I already asked licensor about my topic

  1. Increase throughput from current 95% up to 100 % using Crude oil.
    1. xxx confirm that they are limited in the R2R throughput due to lack of production of enough residue from the bottom of the atmospheric tower and cannot, so far supply more than 95% of the original design.
    2. However xxx has enough crude oil to be able to supply additional crude as feed to R2R to compensate for the lack of the 5% residue lacking to feed to R2R unit up to 100%
      • If Axens well understand the questions the 5 % needed to reach the 100% throughput will be done with non-fractionated crude.
      • In this case this crude will be lighter than the feed. Therefore it should be assumed that there will be no feed injectors' problem.
      • As the total feed will be a bit lighter the yield pattern shall be quite similar with a tendency to make a bit more conversion.
      • However, more impurities will be sent to the reaction section (especially metals, S & N which normally will be dispatched in the lighter products in the Atmospheric crude unit). This may induce some loss of activities of the catalyst due to increase of pollution.

Excerpt from a dataset:
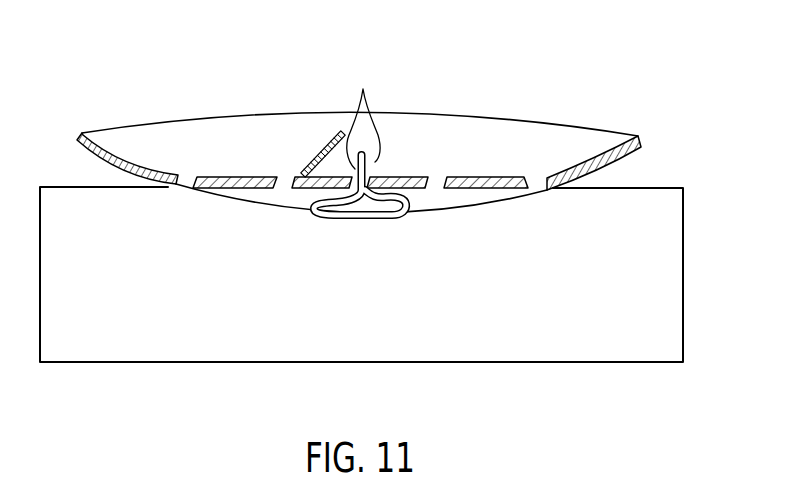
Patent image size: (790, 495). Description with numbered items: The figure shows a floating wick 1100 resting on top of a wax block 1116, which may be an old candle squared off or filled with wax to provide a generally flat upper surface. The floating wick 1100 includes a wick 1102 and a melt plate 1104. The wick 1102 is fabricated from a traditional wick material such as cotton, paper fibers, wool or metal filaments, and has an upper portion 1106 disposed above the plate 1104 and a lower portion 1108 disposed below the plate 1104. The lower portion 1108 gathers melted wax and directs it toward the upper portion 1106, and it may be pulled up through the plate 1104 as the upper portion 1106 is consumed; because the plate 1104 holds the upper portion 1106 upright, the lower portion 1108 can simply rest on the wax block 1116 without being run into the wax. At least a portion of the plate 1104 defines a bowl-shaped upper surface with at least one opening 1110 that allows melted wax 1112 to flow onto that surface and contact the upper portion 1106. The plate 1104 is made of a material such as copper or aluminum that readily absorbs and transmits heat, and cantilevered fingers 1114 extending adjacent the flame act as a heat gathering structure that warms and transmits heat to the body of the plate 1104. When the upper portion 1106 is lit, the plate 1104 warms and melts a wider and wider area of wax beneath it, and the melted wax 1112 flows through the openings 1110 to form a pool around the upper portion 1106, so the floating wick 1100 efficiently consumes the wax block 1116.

The floating wick 1100 is at (611, 127).
The wick 1102 is at (360, 222).
The melt plate 1104 is at (623, 152).
The upper portion 1106 is at (375, 162).
The lower portion 1108 is at (401, 215).
The opening 1110 is at (182, 186).
The melted wax 1112 is at (285, 177).
The cantilevered fingers 1114 is at (334, 139).
The wax block 1116 is at (683, 310).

THE TASK: Can you repeat the R2R throughput text back in full, word for word? These rows were taken from a separate source.

ANSWER TO THE EXERCISE:
I already asked licensor about my topic

  1. Increase throughput from current 95% up to 100 % using Crude oil.
    1. xxx confirm that they are limited in the R2R throughput due to lack of production of enough residue from the bottom of the atmospheric tower and cannot, so far supply more than 95% of the original design.
    2. However xxx has enough crude oil to be able to supply additional crude as feed to R2R to compensate for the lack of the 5% residue lacking to feed to R2R unit up to 100%
      • If Axens well understand the questions the 5 % needed to reach the 100% throughput will be done with non-fractionated crude.
      • In this case this crude will be lighter than the feed. Therefore it should be assumed that there will be no feed injectors' problem.
      • As the total feed will be a bit lighter the yield pattern shall be quite similar with a tendency to make a bit more conversion.
      • However, more impurities will be sent to the reaction section (especially metals, S & N which normally will be dispatched in the lighter products in the Atmospheric crude unit). This may induce some loss of activities of the catalyst due to increase of pollution.